▸ Required task:
Copy out, from the entries below, each line holding the string "welfare".

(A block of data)

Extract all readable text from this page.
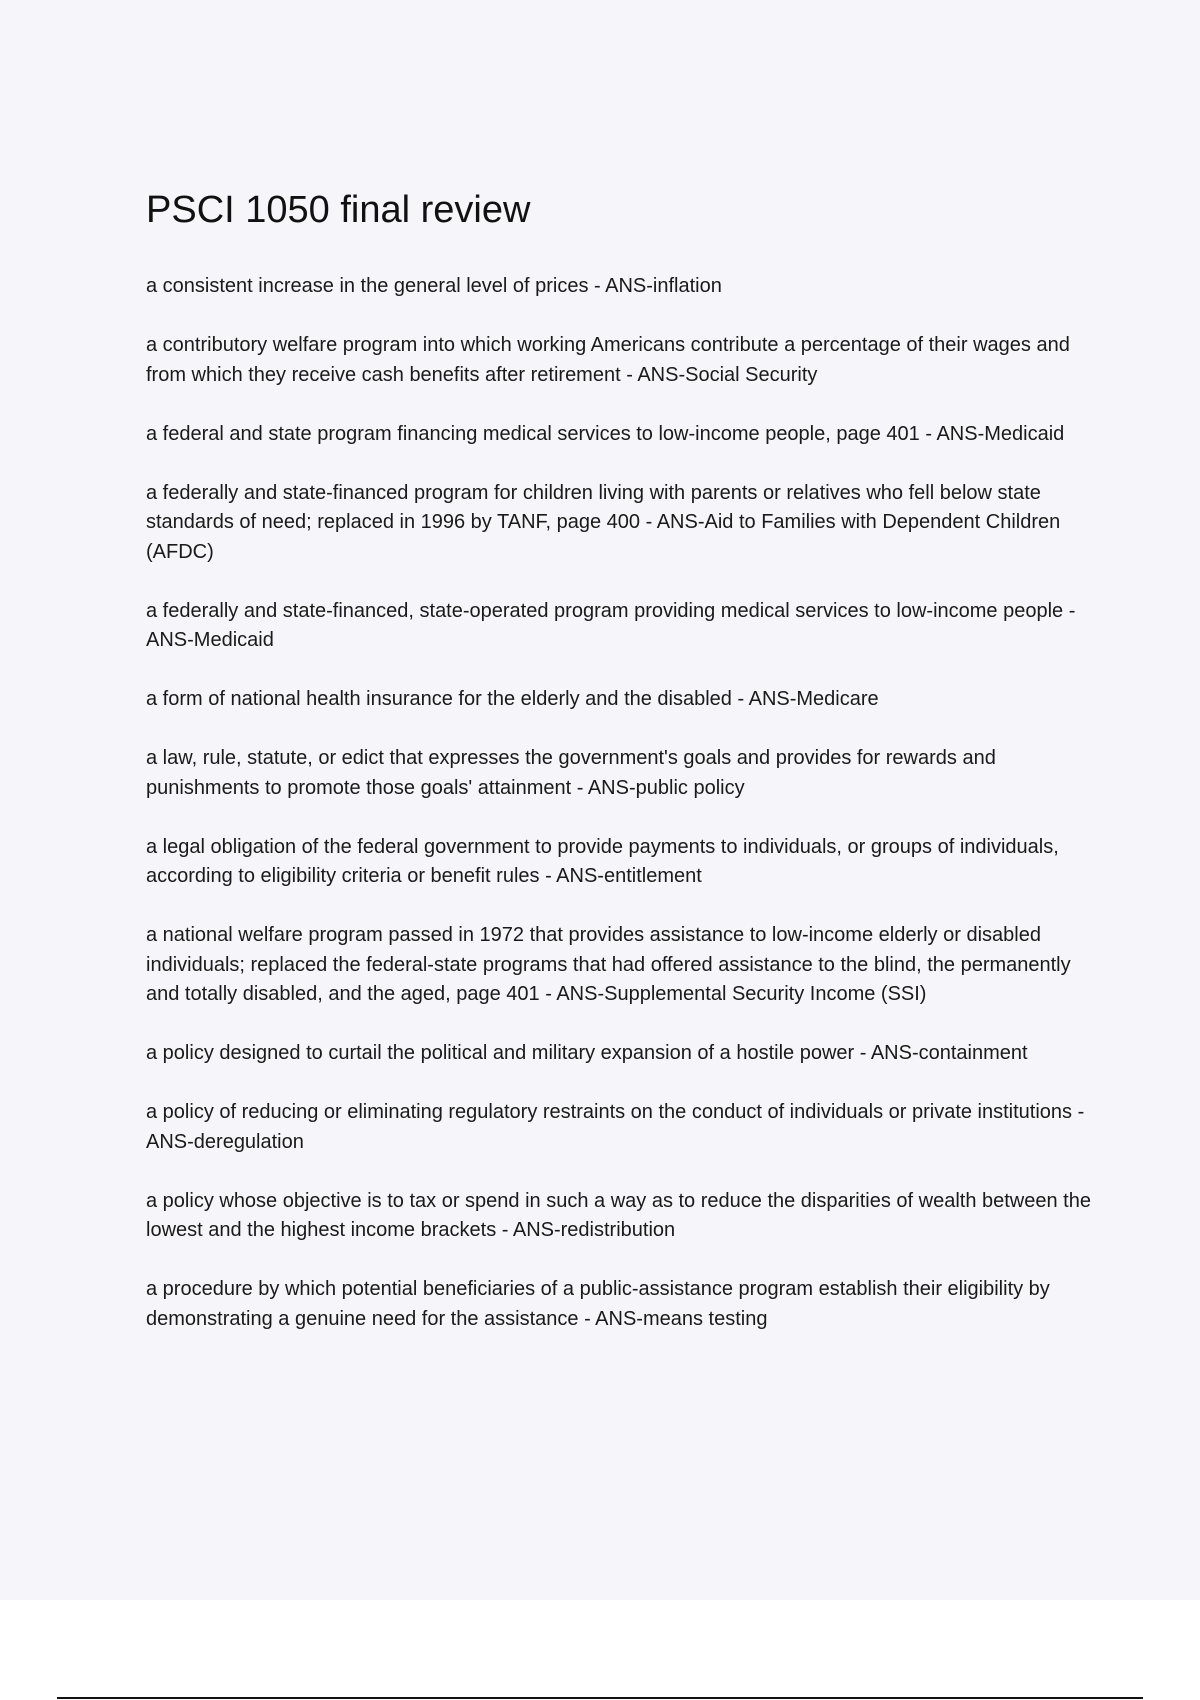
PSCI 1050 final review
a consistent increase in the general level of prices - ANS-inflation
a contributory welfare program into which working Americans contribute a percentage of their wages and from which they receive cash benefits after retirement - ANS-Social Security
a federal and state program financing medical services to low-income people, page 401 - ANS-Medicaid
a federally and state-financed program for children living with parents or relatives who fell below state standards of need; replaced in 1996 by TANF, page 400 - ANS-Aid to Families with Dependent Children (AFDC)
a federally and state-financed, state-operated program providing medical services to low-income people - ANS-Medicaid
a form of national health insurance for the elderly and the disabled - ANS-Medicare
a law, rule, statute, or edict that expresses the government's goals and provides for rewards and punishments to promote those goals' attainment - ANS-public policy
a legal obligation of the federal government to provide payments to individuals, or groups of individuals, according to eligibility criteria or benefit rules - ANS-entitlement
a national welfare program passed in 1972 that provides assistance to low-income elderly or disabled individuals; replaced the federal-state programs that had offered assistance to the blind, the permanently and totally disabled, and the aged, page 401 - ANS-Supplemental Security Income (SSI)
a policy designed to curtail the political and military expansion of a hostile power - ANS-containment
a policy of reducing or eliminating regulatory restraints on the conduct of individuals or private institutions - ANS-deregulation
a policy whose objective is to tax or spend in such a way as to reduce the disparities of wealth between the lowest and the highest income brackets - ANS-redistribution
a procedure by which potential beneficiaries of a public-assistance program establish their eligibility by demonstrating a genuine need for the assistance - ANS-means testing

▸ The output:
a contributory welfare program into which working Americans contribute a percentage of their wages and from which they receive cash benefits after retirement - ANS-Social Security
a national welfare program passed in 1972 that provides assistance to low-income elderly or disabled individuals; replaced the federal-state programs that had offered assistance to the blind, the permanently and totally disabled, and the aged, page 401 - ANS-Supplemental Security Income (SSI)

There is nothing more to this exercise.